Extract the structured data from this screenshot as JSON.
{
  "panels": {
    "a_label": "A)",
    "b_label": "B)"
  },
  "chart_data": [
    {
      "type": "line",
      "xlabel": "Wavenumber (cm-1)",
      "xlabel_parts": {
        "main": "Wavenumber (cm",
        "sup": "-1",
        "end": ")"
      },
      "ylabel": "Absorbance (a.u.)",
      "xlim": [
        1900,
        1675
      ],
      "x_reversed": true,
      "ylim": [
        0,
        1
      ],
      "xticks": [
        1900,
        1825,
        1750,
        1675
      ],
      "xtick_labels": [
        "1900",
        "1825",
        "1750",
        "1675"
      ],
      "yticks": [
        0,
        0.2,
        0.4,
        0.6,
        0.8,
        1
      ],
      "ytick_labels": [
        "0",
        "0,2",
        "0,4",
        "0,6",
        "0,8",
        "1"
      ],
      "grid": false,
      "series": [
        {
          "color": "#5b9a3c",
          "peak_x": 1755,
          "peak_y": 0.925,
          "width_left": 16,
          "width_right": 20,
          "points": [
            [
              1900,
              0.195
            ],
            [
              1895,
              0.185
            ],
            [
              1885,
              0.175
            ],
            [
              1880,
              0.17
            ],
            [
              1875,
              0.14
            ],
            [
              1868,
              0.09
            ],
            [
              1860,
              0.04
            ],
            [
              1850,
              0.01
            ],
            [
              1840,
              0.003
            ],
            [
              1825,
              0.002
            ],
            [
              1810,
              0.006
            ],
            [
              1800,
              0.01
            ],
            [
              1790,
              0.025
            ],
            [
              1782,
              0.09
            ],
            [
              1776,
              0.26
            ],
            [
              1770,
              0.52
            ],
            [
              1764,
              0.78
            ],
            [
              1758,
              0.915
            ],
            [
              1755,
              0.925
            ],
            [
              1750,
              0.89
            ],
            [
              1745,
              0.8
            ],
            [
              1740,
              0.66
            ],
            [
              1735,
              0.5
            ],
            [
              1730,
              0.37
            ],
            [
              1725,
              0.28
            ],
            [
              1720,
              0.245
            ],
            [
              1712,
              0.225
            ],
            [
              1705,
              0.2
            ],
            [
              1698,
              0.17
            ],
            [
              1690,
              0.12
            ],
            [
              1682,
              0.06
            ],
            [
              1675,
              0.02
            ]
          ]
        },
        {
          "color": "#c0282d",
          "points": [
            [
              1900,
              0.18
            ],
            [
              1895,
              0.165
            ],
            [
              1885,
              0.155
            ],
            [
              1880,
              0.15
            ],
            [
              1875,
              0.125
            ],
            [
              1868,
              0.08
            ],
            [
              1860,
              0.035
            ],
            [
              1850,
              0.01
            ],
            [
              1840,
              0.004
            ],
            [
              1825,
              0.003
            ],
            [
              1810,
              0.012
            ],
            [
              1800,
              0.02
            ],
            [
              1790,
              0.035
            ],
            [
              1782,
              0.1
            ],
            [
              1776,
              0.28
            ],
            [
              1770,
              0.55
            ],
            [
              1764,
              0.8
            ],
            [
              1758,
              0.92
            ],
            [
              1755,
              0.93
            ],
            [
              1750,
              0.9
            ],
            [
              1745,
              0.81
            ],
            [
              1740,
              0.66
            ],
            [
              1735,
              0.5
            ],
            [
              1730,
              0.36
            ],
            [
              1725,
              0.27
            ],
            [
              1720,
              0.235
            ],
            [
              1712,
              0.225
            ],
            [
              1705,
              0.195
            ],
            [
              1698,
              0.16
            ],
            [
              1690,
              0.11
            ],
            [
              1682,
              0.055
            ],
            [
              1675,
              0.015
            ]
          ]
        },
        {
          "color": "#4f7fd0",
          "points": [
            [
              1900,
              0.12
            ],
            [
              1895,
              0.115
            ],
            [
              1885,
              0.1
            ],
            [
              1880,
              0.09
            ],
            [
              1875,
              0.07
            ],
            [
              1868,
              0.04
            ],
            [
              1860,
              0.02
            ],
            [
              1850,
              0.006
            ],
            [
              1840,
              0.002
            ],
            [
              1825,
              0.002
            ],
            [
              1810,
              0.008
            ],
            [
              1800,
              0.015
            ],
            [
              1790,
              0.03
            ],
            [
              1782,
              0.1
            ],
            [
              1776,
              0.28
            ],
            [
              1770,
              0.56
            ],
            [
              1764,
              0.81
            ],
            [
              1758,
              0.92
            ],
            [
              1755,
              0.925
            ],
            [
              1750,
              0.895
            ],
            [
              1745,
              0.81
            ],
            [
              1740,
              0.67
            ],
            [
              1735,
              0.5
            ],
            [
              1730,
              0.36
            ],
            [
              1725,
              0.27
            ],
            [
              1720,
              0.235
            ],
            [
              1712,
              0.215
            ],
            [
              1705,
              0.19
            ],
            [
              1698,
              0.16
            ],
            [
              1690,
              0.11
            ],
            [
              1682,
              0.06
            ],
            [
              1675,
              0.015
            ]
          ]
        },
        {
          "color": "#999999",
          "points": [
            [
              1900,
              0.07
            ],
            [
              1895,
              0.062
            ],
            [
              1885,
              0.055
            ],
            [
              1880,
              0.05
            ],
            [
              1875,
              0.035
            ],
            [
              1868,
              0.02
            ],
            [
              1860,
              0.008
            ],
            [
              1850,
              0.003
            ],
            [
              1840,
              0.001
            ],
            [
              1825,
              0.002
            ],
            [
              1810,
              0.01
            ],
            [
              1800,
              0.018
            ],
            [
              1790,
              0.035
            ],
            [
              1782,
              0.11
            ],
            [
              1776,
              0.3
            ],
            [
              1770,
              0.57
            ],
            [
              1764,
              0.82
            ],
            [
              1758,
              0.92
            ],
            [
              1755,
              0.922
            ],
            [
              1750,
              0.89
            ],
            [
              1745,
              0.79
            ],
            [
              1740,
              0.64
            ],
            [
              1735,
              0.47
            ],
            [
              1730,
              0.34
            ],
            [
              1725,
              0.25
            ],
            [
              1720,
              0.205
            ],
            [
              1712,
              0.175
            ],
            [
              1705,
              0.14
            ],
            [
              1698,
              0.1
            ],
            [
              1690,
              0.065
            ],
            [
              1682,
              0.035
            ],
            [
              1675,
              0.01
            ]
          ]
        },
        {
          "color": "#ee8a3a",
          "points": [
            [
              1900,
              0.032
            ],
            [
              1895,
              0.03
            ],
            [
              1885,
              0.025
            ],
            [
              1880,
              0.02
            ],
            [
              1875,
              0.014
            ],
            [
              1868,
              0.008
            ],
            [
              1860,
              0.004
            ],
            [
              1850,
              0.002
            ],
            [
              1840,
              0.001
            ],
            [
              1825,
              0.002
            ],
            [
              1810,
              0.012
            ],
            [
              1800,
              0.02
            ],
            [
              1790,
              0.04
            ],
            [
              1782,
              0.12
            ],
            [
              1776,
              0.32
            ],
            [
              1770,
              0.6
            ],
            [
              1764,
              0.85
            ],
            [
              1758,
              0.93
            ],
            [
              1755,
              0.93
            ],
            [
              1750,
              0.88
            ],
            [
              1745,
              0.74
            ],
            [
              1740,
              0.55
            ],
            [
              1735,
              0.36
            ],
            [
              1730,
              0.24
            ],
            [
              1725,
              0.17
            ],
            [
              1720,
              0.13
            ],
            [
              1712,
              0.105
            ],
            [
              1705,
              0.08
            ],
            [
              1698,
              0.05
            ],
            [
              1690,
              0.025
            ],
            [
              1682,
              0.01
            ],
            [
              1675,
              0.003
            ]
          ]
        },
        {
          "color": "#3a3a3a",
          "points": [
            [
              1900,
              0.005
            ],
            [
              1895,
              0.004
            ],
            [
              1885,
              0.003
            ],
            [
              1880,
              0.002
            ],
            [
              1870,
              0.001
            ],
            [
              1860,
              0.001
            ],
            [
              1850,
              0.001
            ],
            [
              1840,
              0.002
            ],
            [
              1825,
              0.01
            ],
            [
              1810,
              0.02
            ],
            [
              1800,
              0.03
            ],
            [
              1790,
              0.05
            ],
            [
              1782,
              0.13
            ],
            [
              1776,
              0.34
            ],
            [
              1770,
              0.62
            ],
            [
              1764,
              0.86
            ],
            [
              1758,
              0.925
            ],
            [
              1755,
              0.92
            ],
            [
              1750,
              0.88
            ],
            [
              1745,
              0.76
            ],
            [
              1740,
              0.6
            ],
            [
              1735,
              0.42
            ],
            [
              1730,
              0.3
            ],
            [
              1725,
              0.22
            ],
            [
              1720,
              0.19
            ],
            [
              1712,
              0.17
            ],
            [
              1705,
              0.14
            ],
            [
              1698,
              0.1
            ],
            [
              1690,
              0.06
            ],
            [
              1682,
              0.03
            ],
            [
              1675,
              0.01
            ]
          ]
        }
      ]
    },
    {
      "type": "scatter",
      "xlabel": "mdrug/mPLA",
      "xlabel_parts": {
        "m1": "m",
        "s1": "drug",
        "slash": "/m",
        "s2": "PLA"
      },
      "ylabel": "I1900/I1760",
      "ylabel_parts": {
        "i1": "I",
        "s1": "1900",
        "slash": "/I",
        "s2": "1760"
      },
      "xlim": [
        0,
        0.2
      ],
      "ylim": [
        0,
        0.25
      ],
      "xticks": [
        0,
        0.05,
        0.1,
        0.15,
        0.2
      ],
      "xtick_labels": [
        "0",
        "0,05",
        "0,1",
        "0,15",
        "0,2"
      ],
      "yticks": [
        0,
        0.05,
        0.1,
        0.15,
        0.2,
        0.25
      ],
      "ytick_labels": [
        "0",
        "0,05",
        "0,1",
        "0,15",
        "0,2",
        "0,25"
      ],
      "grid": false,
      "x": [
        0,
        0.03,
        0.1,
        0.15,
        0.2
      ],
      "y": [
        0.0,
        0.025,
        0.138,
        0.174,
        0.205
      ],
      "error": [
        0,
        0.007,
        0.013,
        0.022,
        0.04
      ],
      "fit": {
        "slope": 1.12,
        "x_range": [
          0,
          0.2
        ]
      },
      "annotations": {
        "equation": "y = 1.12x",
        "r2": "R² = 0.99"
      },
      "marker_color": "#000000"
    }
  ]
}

____________________

» Given exercise: Extract each line holding the word "Wavenumber" from the records.

» Exercise output:
      "xlabel": "Wavenumber (cm-1)",
        "main": "Wavenumber (cm",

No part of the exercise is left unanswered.